Data entries:
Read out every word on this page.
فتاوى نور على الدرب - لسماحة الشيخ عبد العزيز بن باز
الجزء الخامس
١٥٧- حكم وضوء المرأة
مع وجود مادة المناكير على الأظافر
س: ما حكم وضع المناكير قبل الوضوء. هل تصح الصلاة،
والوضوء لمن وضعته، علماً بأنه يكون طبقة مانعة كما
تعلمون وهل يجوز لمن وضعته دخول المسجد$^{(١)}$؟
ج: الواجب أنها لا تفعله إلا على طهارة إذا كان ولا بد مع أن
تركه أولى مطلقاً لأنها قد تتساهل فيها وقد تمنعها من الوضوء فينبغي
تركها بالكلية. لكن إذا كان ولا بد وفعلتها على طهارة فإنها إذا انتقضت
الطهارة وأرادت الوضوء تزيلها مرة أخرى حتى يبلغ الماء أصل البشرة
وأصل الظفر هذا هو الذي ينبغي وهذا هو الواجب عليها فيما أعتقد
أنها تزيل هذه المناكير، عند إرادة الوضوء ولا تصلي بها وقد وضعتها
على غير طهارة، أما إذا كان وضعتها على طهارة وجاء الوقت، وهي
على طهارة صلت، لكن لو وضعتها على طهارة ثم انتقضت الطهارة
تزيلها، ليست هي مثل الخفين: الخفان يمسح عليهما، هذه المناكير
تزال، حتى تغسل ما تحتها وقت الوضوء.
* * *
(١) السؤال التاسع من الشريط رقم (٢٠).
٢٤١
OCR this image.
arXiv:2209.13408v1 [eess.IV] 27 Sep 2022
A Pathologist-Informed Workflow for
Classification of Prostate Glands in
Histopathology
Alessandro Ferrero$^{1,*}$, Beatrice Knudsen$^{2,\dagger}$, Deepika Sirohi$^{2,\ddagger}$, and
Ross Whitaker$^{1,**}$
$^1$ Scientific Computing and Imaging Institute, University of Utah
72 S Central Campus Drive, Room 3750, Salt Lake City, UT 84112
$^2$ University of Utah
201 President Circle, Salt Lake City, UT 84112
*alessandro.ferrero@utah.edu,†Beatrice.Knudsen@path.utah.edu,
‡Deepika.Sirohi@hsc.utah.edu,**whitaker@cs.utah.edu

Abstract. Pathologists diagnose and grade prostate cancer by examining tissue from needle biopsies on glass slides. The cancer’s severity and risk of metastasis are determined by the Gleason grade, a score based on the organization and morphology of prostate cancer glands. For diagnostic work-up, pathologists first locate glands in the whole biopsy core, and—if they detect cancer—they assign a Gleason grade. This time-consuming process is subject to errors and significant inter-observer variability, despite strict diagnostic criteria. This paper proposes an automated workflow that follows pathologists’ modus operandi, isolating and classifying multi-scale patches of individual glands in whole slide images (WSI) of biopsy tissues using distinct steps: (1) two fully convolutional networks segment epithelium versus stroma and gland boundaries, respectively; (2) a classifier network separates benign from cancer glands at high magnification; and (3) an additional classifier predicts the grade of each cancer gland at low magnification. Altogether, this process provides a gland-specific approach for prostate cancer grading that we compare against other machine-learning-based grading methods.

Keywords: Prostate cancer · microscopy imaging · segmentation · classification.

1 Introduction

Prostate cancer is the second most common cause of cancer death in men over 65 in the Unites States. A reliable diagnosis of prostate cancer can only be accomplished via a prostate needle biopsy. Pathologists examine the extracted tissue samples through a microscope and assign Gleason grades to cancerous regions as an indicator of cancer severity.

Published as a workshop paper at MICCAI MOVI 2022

> [What is being asked]:
Scan the material above for the string "Knudsen" and report each line where you find it.

> [Completed task]:
Alessandro Ferrero$^{1,*}$, Beatrice Knudsen$^{2,\dagger}$, Deepika Sirohi$^{2,\ddagger}$, and
*alessandro.ferrero@utah.edu,†Beatrice.Knudsen@path.utah.edu,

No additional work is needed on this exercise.